GIVEN RECORDS:
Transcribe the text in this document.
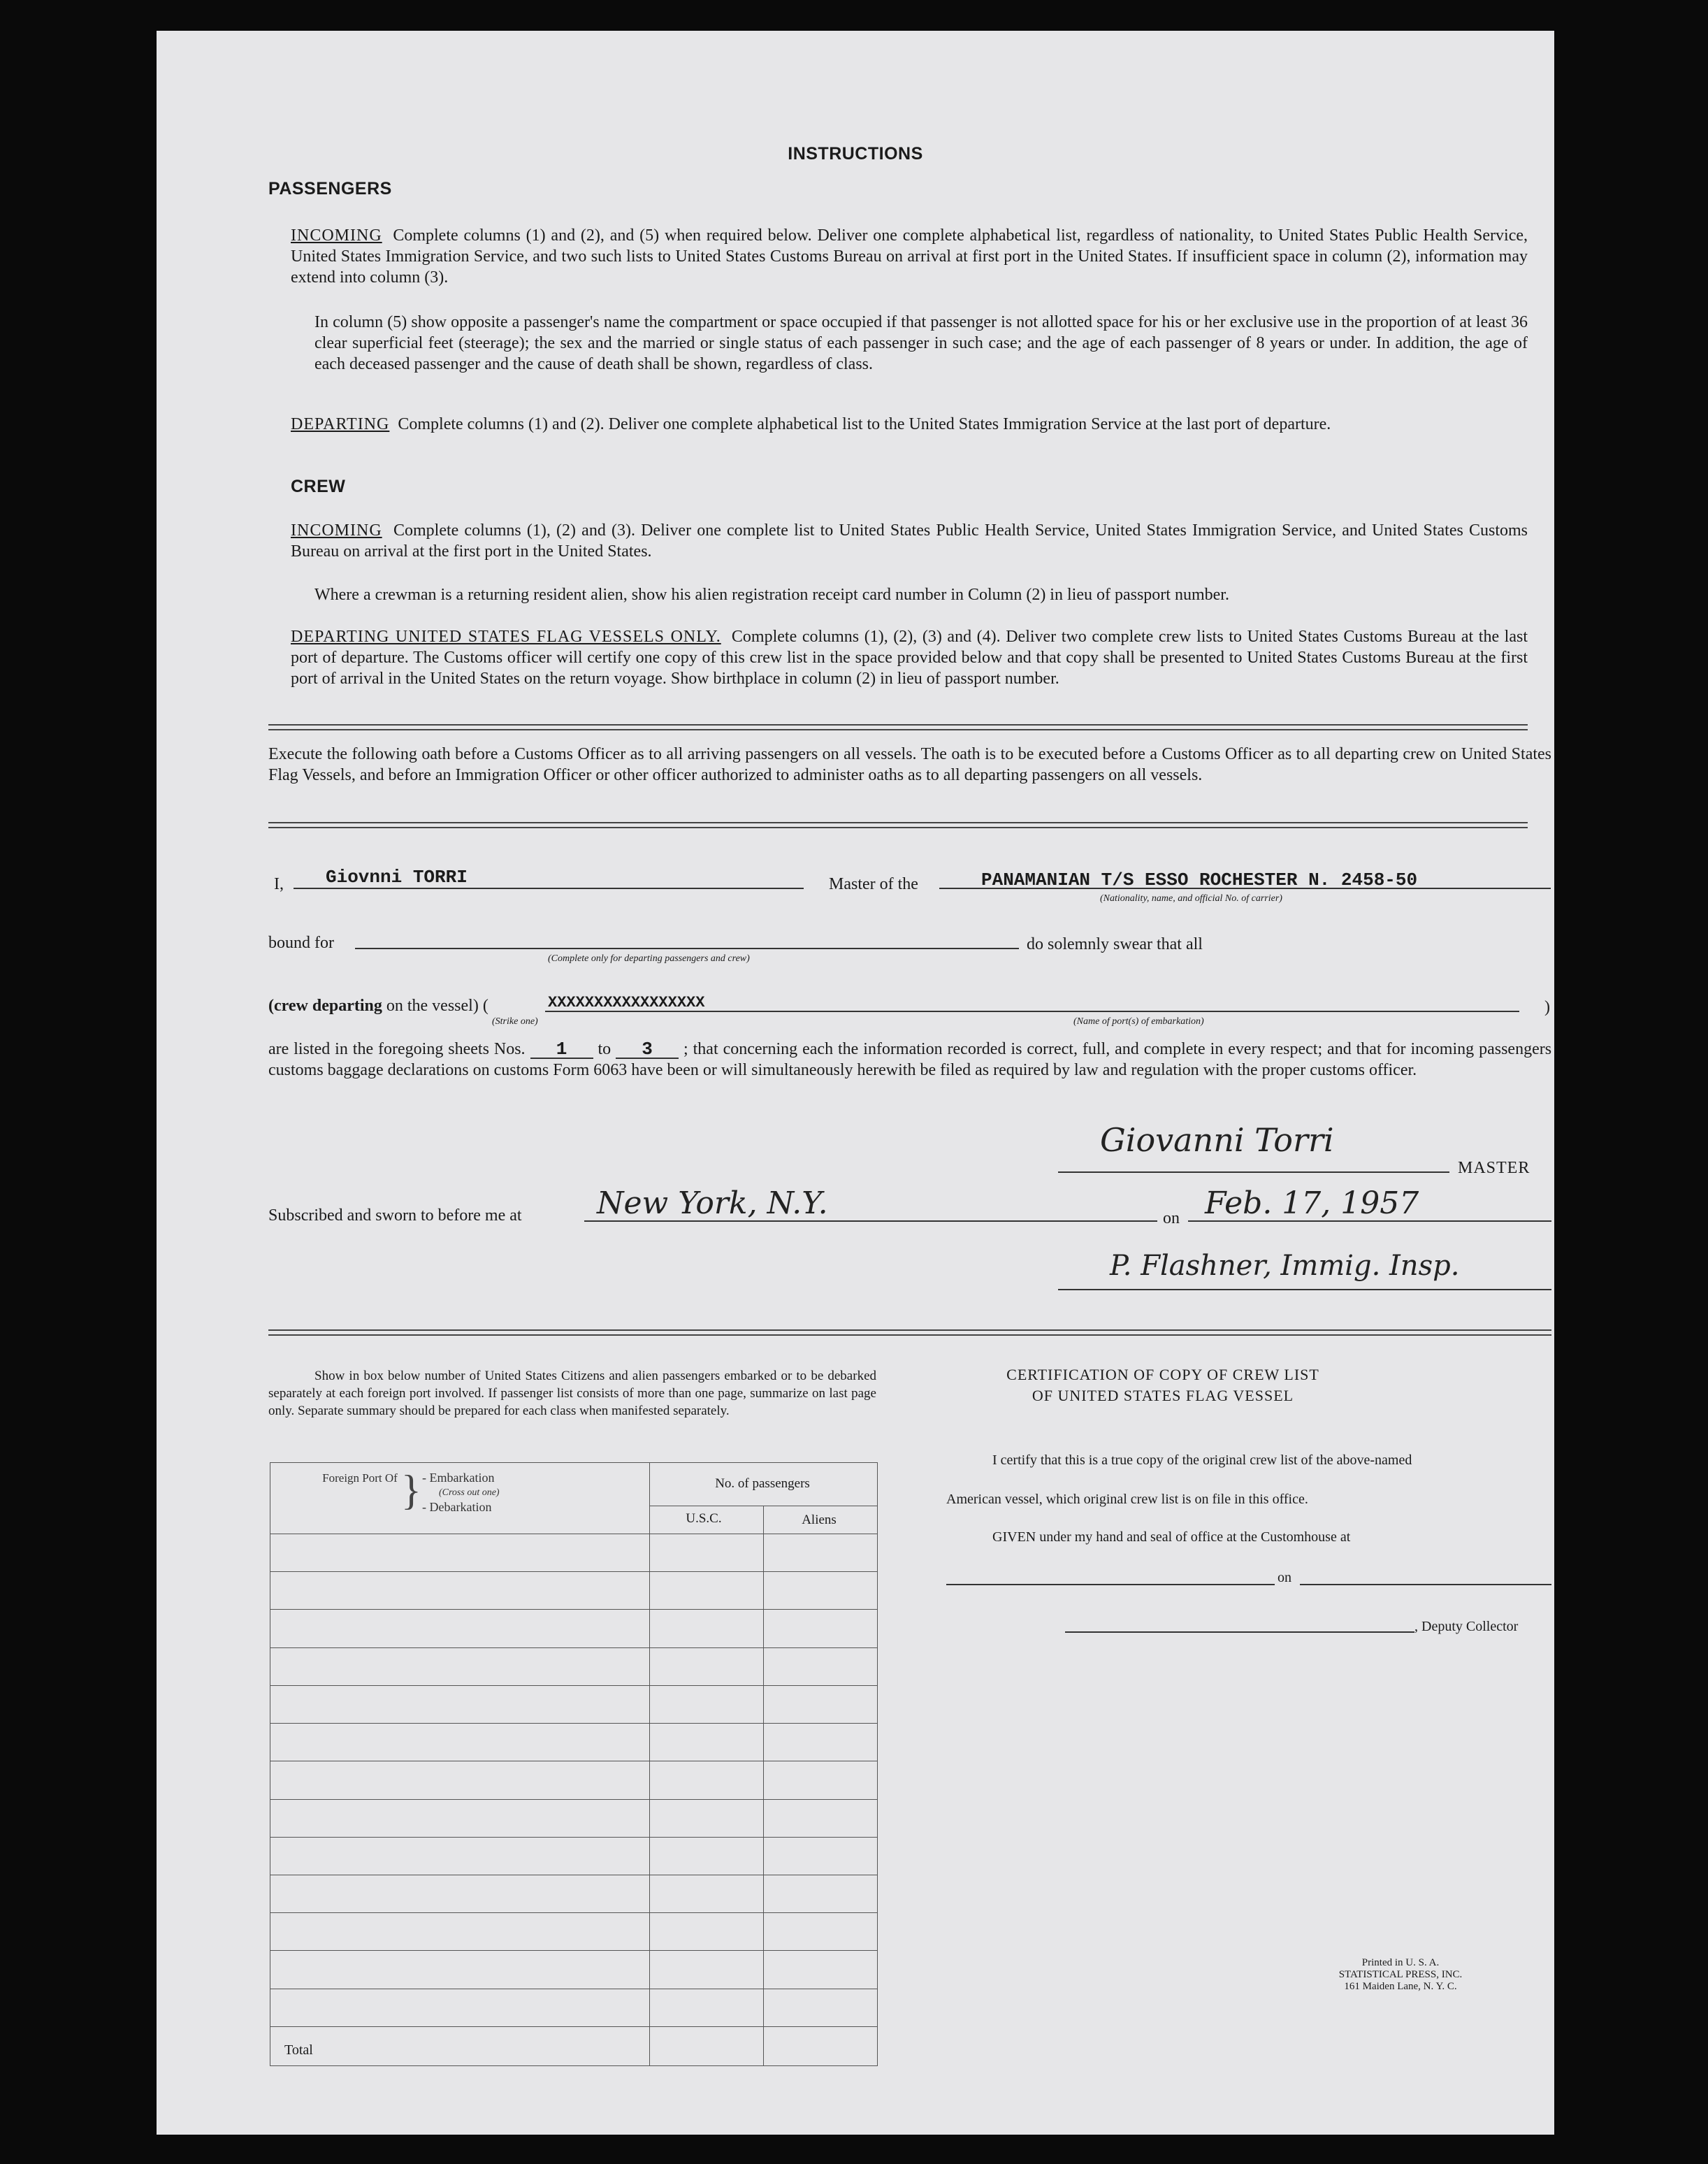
INSTRUCTIONS
PASSENGERS
INCOMING Complete columns (1) and (2), and (5) when required below. Deliver one complete alphabetical list, regardless of nationality, to United States Public Health Service, United States Immigration Service, and two such lists to United States Customs Bureau on arrival at first port in the United States. If insufficient space in column (2), information may extend into column (3).
In column (5) show opposite a passenger's name the compartment or space occupied if that passenger is not allotted space for his or her exclusive use in the proportion of at least 36 clear superficial feet (steerage); the sex and the married or single status of each passenger in such case; and the age of each passenger of 8 years or under. In addition, the age of each deceased passenger and the cause of death shall be shown, regardless of class.
DEPARTING Complete columns (1) and (2). Deliver one complete alphabetical list to the United States Immigration Service at the last port of departure.
CREW
INCOMING Complete columns (1), (2) and (3). Deliver one complete list to United States Public Health Service, United States Immigration Service, and United States Customs Bureau on arrival at the first port in the United States.
Where a crewman is a returning resident alien, show his alien registration receipt card number in Column (2) in lieu of passport number.
DEPARTING UNITED STATES FLAG VESSELS ONLY. Complete columns (1), (2), (3) and (4). Deliver two complete crew lists to United States Customs Bureau at the last port of departure. The Customs officer will certify one copy of this crew list in the space provided below and that copy shall be presented to United States Customs Bureau at the first port of arrival in the United States on the return voyage. Show birthplace in column (2) in lieu of passport number.
Execute the following oath before a Customs Officer as to all arriving passengers on all vessels. The oath is to be executed before a Customs Officer as to all departing crew on United States Flag Vessels, and before an Immigration Officer or other officer authorized to administer oaths as to all departing passengers on all vessels.
I, Giovnni TORRI	Master of the	PANAMANIAN T/S ESSO ROCHESTER N. 2458-50
(Nationality, name, and official No. of carrier)
bound for
(Complete only for departing passengers and crew)
do solemnly swear that all
(crew departing on the vessel) (	XXXXXXXXXXXXXXXXX
(Strike one)	(Name of port(s) of embarkation)
)
are listed in the foregoing sheets Nos. 1 to 3 ; that concerning each the information recorded is correct, full, and complete in every respect; and that for incoming passengers customs baggage declarations on customs Form 6063 have been or will simultaneously herewith be filed as required by law and regulation with the proper customs officer.
Giovanni Torri
MASTER
Subscribed and sworn to before me at New York, N.Y.	on Feb. 17, 1957
P. Flashner, Immig. Insp.
Show in box below number of United States Citizens and alien passengers embarked or to be debarked separately at each foreign port involved. If passenger list consists of more than one page, summarize on last page only. Separate summary should be prepared for each class when manifested separately.

Total		
Foreign Port Of } - Embarkation
(Cross out one)
- Debarkation
No. of passengers
U.S.C.	Aliens
CERTIFICATION OF COPY OF CREW LIST
OF UNITED STATES FLAG VESSEL
I certify that this is a true copy of the original crew list of the above-named
American vessel, which original crew list is on file in this office.
GIVEN under my hand and seal of office at the Customhouse at
on
, Deputy Collector
Printed in U. S. A.
STATISTICAL PRESS, INC.
161 Maiden Lane, N. Y. C.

AIM: Repeat each entry exactly as given; no pictures belong in the copy.

RESULT OF THE EXERCISE:
Transcribe the text in this document.
INSTRUCTIONS
PASSENGERS
INCOMING Complete columns (1) and (2), and (5) when required below. Deliver one complete alphabetical list, regardless of nationality, to United States Public Health Service, United States Immigration Service, and two such lists to United States Customs Bureau on arrival at first port in the United States. If insufficient space in column (2), information may extend into column (3).
In column (5) show opposite a passenger's name the compartment or space occupied if that passenger is not allotted space for his or her exclusive use in the proportion of at least 36 clear superficial feet (steerage); the sex and the married or single status of each passenger in such case; and the age of each passenger of 8 years or under. In addition, the age of each deceased passenger and the cause of death shall be shown, regardless of class.
DEPARTING Complete columns (1) and (2). Deliver one complete alphabetical list to the United States Immigration Service at the last port of departure.
CREW
INCOMING Complete columns (1), (2) and (3). Deliver one complete list to United States Public Health Service, United States Immigration Service, and United States Customs Bureau on arrival at the first port in the United States.
Where a crewman is a returning resident alien, show his alien registration receipt card number in Column (2) in lieu of passport number.
DEPARTING UNITED STATES FLAG VESSELS ONLY. Complete columns (1), (2), (3) and (4). Deliver two complete crew lists to United States Customs Bureau at the last port of departure. The Customs officer will certify one copy of this crew list in the space provided below and that copy shall be presented to United States Customs Bureau at the first port of arrival in the United States on the return voyage. Show birthplace in column (2) in lieu of passport number.
Execute the following oath before a Customs Officer as to all arriving passengers on all vessels. The oath is to be executed before a Customs Officer as to all departing crew on United States Flag Vessels, and before an Immigration Officer or other officer authorized to administer oaths as to all departing passengers on all vessels.
I, Giovnni TORRI	Master of the	PANAMANIAN T/S ESSO ROCHESTER N. 2458-50
(Nationality, name, and official No. of carrier)
bound for
(Complete only for departing passengers and crew)
do solemnly swear that all
(crew departing on the vessel) (	XXXXXXXXXXXXXXXXX
(Strike one)	(Name of port(s) of embarkation)
)
are listed in the foregoing sheets Nos. 1 to 3 ; that concerning each the information recorded is correct, full, and complete in every respect; and that for incoming passengers customs baggage declarations on customs Form 6063 have been or will simultaneously herewith be filed as required by law and regulation with the proper customs officer.
Giovanni Torri
MASTER
Subscribed and sworn to before me at New York, N.Y.	on Feb. 17, 1957
P. Flashner, Immig. Insp.
Show in box below number of United States Citizens and alien passengers embarked or to be debarked separately at each foreign port involved. If passenger list consists of more than one page, summarize on last page only. Separate summary should be prepared for each class when manifested separately.

Total		
Foreign Port Of } - Embarkation
(Cross out one)
- Debarkation
No. of passengers
U.S.C.	Aliens
CERTIFICATION OF COPY OF CREW LIST
OF UNITED STATES FLAG VESSEL
I certify that this is a true copy of the original crew list of the above-named
American vessel, which original crew list is on file in this office.
GIVEN under my hand and seal of office at the Customhouse at
on
, Deputy Collector
Printed in U. S. A.
STATISTICAL PRESS, INC.
161 Maiden Lane, N. Y. C.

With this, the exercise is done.